--- Data in this exercise ---

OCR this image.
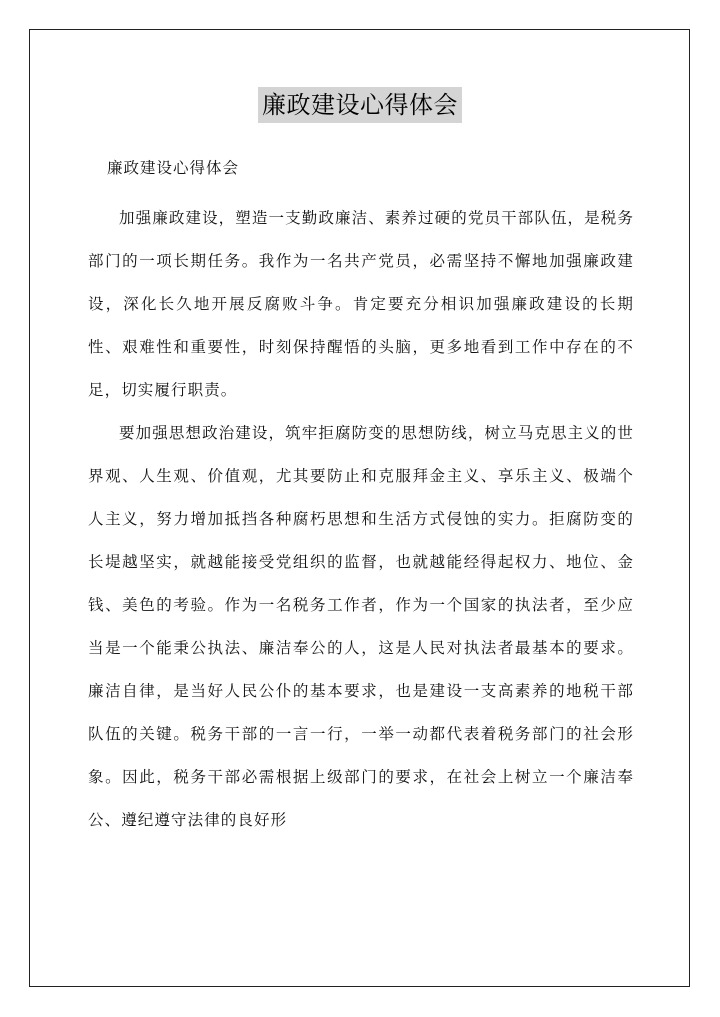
廉政建设心得体会
廉政建设心得体会

加强廉政建设，塑造一支勤政廉洁、素养过硬的党员干部队伍，是税务部门的一项长期任务。我作为一名共产党员，必需坚持不懈地加强廉政建设，深化长久地开展反腐败斗争。肯定要充分相识加强廉政建设的长期性、艰难性和重要性，时刻保持醒悟的头脑，更多地看到工作中存在的不足，切实履行职责。

要加强思想政治建设，筑牢拒腐防变的思想防线，树立马克思主义的世界观、人生观、价值观，尤其要防止和克服拜金主义、享乐主义、极端个人主义，努力增加抵挡各种腐朽思想和生活方式侵蚀的实力。拒腐防变的长堤越坚实，就越能接受党组织的监督，也就越能经得起权力、地位、金钱、美色的考验。作为一名税务工作者，作为一个国家的执法者，至少应当是一个能秉公执法、廉洁奉公的人，这是人民对执法者最基本的要求。廉洁自律，是当好人民公仆的基本要求，也是建设一支高素养的地税干部队伍的关键。税务干部的一言一行，一举一动都代表着税务部门的社会形象。因此，税务干部必需根据上级部门的要求，在社会上树立一个廉洁奉公、遵纪遵守法律的良好形
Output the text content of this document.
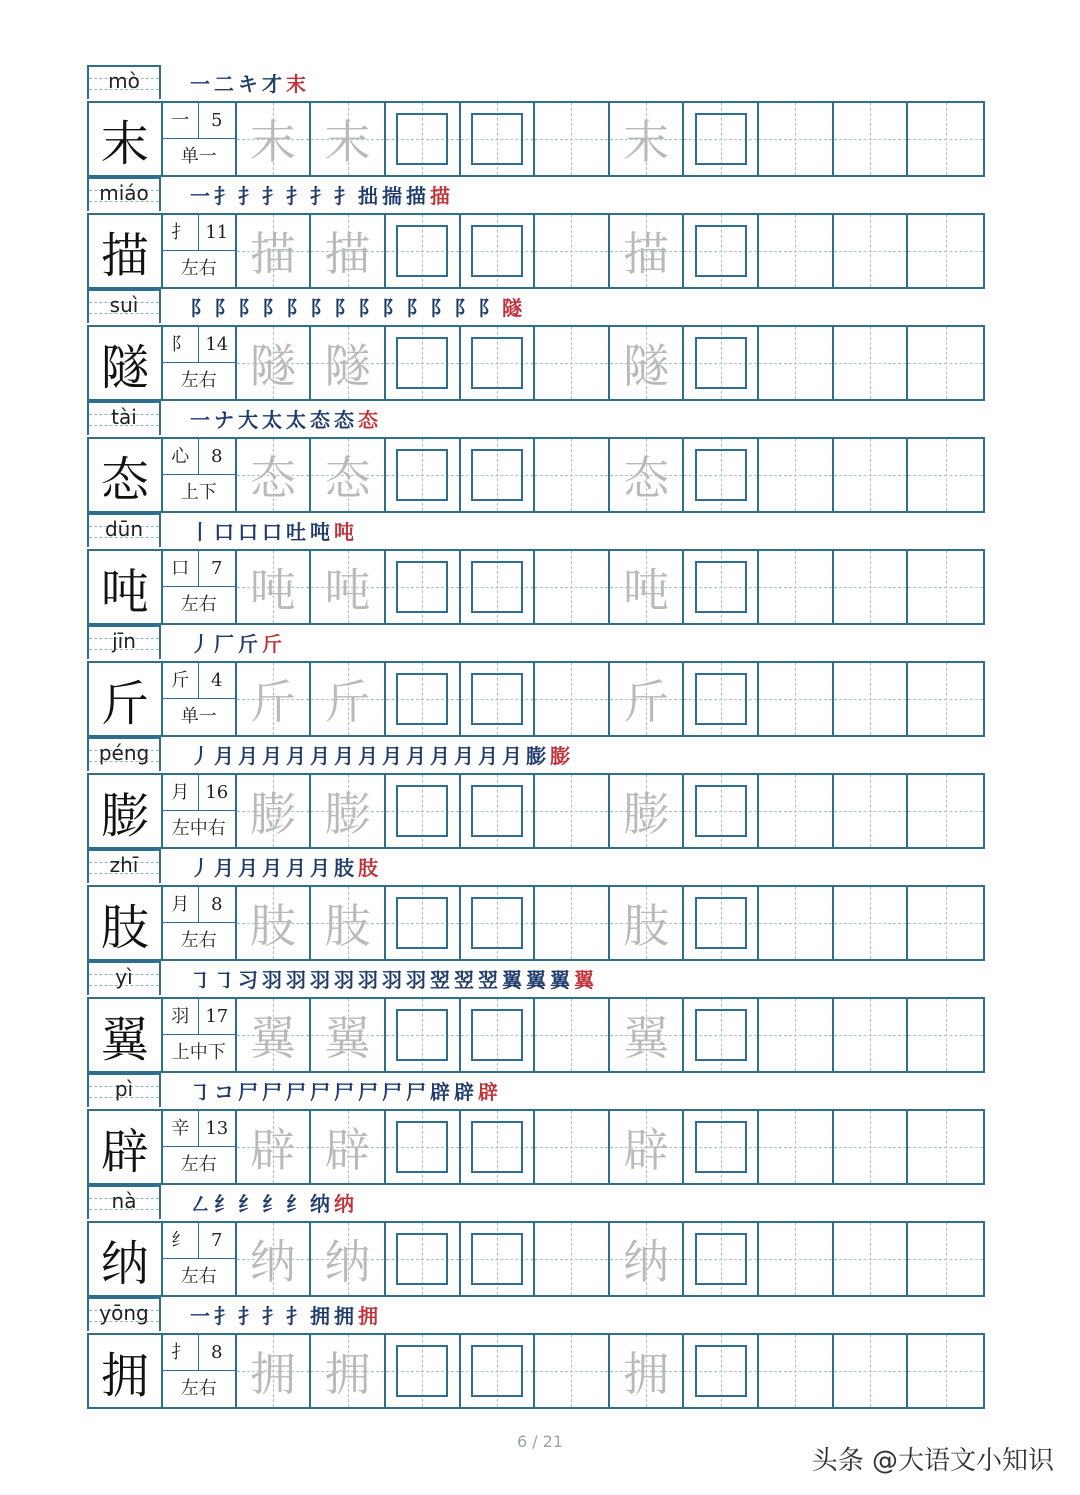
mò	一 二 キ 才 末
末	一	5
单一 末 末	末
miáo	一 扌 扌 扌 扌 扌 扌 拙 揣 描 描
描	扌 11
左右 描 描	描
suì	阝 阝 阝 阝 阝 阝 阝 阝 阝 阝 阝 阝 阝 隧
隧	阝 14
左右 隧 隧	隧
tài	一 ナ 大 太 太 态 态 态
态	心	8
上下 态 态	态
dūn	丨 口 口 口 吐 吨 吨
吨	口	7
左右 吨 吨	吨
jīn	丿 厂 斤 斤
斤	斤	4
单一 斤 斤	斤
péng	丿 月 月 月 月 月 月 月 月 月 月 月 月 月 膨 膨
膨	月 16
左中右 膨 膨	膨
zhī	丿 月 月 月 月 月 肢 肢
肢	月	8
左右 肢 肢	肢
yì	㇆ ㇆ 习 羽 羽 羽 羽 羽 羽 羽 翌 翌 翌 翼 翼 翼 翼
翼	羽 17
上中下 翼 翼	翼
pì	㇆ コ 尸 尸 尸 尸 尸 尸 尸 尸 辟 辟 辟
辟	辛 13
左右 辟 辟	辟
nà	㇜ 纟 纟 纟 纟 纳 纳
纳	纟	7
左右 纳 纳	纳
yōng	一 扌 扌 扌 扌 拥 拥 拥
拥	扌	8
左右 拥 拥	拥
6 / 21
头条 @大语文小知识
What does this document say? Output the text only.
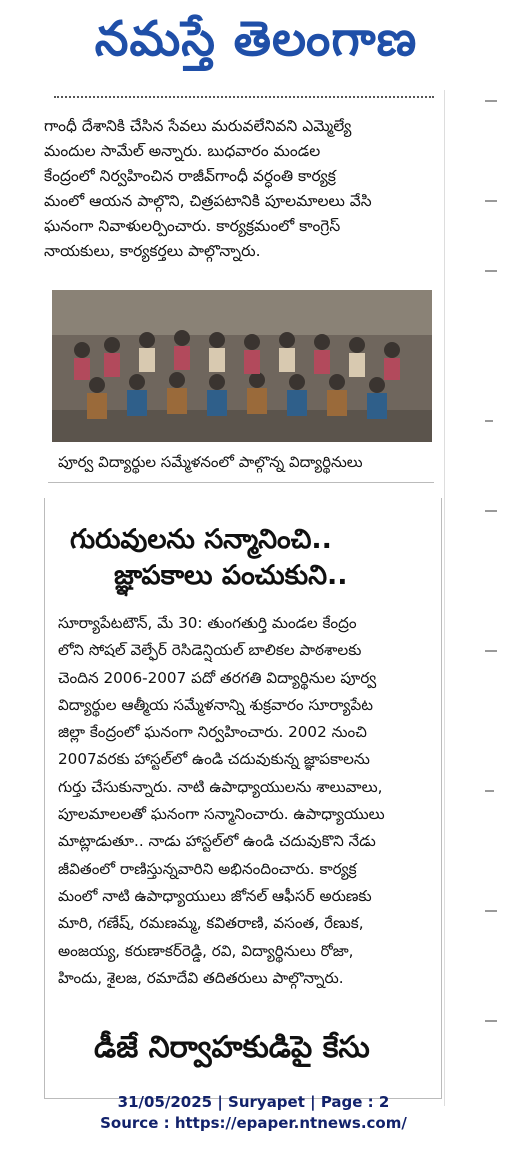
నమస్తే తెలంగాణ
గాంధీ దేశానికి చేసిన సేవలు మరువలేనివని ఎమ్మెల్యే
మందుల సామేల్ అన్నారు. బుధవారం మండల
కేంద్రంలో నిర్వహించిన రాజీవ్‌గాంధీ వర్ధంతి కార్యక్ర
మంలో ఆయన పాల్గొని, చిత్రపటానికి పూలమాలలు వేసి
ఘనంగా నివాళులర్పించారు. కార్యక్రమంలో కాంగ్రెస్
నాయకులు, కార్యకర్తలు పాల్గొన్నారు.
పూర్వ విద్యార్థుల సమ్మేళనంలో పాల్గొన్న విద్యార్థినులు
గురువులను సన్మానించి..
జ్ఞాపకాలు పంచుకుని..
సూర్యాపేటటౌన్, మే 30: తుంగతుర్తి మండల కేంద్రం
లోని సోషల్ వెల్ఫేర్ రెసిడెన్షియల్ బాలికల పాఠశాలకు
చెందిన 2006-2007 పదో తరగతి విద్యార్థినుల పూర్వ
విద్యార్థుల ఆత్మీయ సమ్మేళనాన్ని శుక్రవారం సూర్యాపేట
జిల్లా కేంద్రంలో ఘనంగా నిర్వహించారు. 2002 నుంచి
2007వరకు హాస్టల్‌లో ఉండి చదువుకున్న జ్ఞాపకాలను
గుర్తు చేసుకున్నారు. నాటి ఉపాధ్యాయులను శాలువాలు,
పూలమాలలతో ఘనంగా సన్మానించారు. ఉపాధ్యాయులు
మాట్లాడుతూ.. నాడు హాస్టల్‌లో ఉండి చదువుకొని నేడు
జీవితంలో రాణిస్తున్నవారిని అభినందించారు. కార్యక్ర
మంలో నాటి ఉపాధ్యాయులు జోనల్ ఆఫీసర్ అరుణకు
మారి, గణేష్, రమణమ్మ, కవితరాణి, వసంత, రేణుక,
అంజయ్య, కరుణాకర్‌రెడ్డి, రవి, విద్యార్థినులు రోజా,
హిందు, శైలజ, రమాదేవి తదితరులు పాల్గొన్నారు.
డీజే నిర్వాహకుడిపై కేసు
31/05/2025 | Suryapet | Page : 2
Source : https://epaper.ntnews.com/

---

Exercise goal :: Without including any pictures, print each record exactly.

Correct response ::
OCR this image.
廉政建设心得体会
廉政建设心得体会

加强廉政建设，塑造一支勤政廉洁、素养过硬的党员干部队伍，是税务部门的一项长期任务。我作为一名共产党员，必需坚持不懈地加强廉政建设，深化长久地开展反腐败斗争。肯定要充分相识加强廉政建设的长期性、艰难性和重要性，时刻保持醒悟的头脑，更多地看到工作中存在的不足，切实履行职责。

要加强思想政治建设，筑牢拒腐防变的思想防线，树立马克思主义的世界观、人生观、价值观，尤其要防止和克服拜金主义、享乐主义、极端个人主义，努力增加抵挡各种腐朽思想和生活方式侵蚀的实力。拒腐防变的长堤越坚实，就越能接受党组织的监督，也就越能经得起权力、地位、金钱、美色的考验。作为一名税务工作者，作为一个国家的执法者，至少应当是一个能秉公执法、廉洁奉公的人，这是人民对执法者最基本的要求。廉洁自律，是当好人民公仆的基本要求，也是建设一支高素养的地税干部队伍的关键。税务干部的一言一行，一举一动都代表着税务部门的社会形象。因此，税务干部必需根据上级部门的要求，在社会上树立一个廉洁奉公、遵纪遵守法律的良好形
Output the text content of this document.
mò	一 二 キ 才 末
末	一	5
单一 末 末	末
miáo	一 扌 扌 扌 扌 扌 扌 拙 揣 描 描
描	扌 11
左右 描 描	描
suì	阝 阝 阝 阝 阝 阝 阝 阝 阝 阝 阝 阝 阝 隧
隧	阝 14
左右 隧 隧	隧
tài	一 ナ 大 太 太 态 态 态
态	心	8
上下 态 态	态
dūn	丨 口 口 口 吐 吨 吨
吨	口	7
左右 吨 吨	吨
jīn	丿 厂 斤 斤
斤	斤	4
单一 斤 斤	斤
péng	丿 月 月 月 月 月 月 月 月 月 月 月 月 月 膨 膨
膨	月 16
左中右 膨 膨	膨
zhī	丿 月 月 月 月 月 肢 肢
肢	月	8
左右 肢 肢	肢
yì	㇆ ㇆ 习 羽 羽 羽 羽 羽 羽 羽 翌 翌 翌 翼 翼 翼 翼
翼	羽 17
上中下 翼 翼	翼
pì	㇆ コ 尸 尸 尸 尸 尸 尸 尸 尸 辟 辟 辟
辟	辛 13
左右 辟 辟	辟
nà	㇜ 纟 纟 纟 纟 纳 纳
纳	纟	7
左右 纳 纳	纳
yōng	一 扌 扌 扌 扌 拥 拥 拥
拥	扌	8
左右 拥 拥	拥
6 / 21
头条 @大语文小知识
What does this document say? Output the text only.
నమస్తే తెలంగాణ
గాంధీ దేశానికి చేసిన సేవలు మరువలేనివని ఎమ్మెల్యే
మందుల సామేల్ అన్నారు. బుధవారం మండల
కేంద్రంలో నిర్వహించిన రాజీవ్‌గాంధీ వర్ధంతి కార్యక్ర
మంలో ఆయన పాల్గొని, చిత్రపటానికి పూలమాలలు వేసి
ఘనంగా నివాళులర్పించారు. కార్యక్రమంలో కాంగ్రెస్
నాయకులు, కార్యకర్తలు పాల్గొన్నారు.
పూర్వ విద్యార్థుల సమ్మేళనంలో పాల్గొన్న విద్యార్థినులు
గురువులను సన్మానించి..
జ్ఞాపకాలు పంచుకుని..
సూర్యాపేటటౌన్, మే 30: తుంగతుర్తి మండల కేంద్రం
లోని సోషల్ వెల్ఫేర్ రెసిడెన్షియల్ బాలికల పాఠశాలకు
చెందిన 2006-2007 పదో తరగతి విద్యార్థినుల పూర్వ
విద్యార్థుల ఆత్మీయ సమ్మేళనాన్ని శుక్రవారం సూర్యాపేట
జిల్లా కేంద్రంలో ఘనంగా నిర్వహించారు. 2002 నుంచి
2007వరకు హాస్టల్‌లో ఉండి చదువుకున్న జ్ఞాపకాలను
గుర్తు చేసుకున్నారు. నాటి ఉపాధ్యాయులను శాలువాలు,
పూలమాలలతో ఘనంగా సన్మానించారు. ఉపాధ్యాయులు
మాట్లాడుతూ.. నాడు హాస్టల్‌లో ఉండి చదువుకొని నేడు
జీవితంలో రాణిస్తున్నవారిని అభినందించారు. కార్యక్ర
మంలో నాటి ఉపాధ్యాయులు జోనల్ ఆఫీసర్ అరుణకు
మారి, గణేష్, రమణమ్మ, కవితరాణి, వసంత, రేణుక,
అంజయ్య, కరుణాకర్‌రెడ్డి, రవి, విద్యార్థినులు రోజా,
హిందు, శైలజ, రమాదేవి తదితరులు పాల్గొన్నారు.
డీజే నిర్వాహకుడిపై కేసు
31/05/2025 | Suryapet | Page : 2
Source : https://epaper.ntnews.com/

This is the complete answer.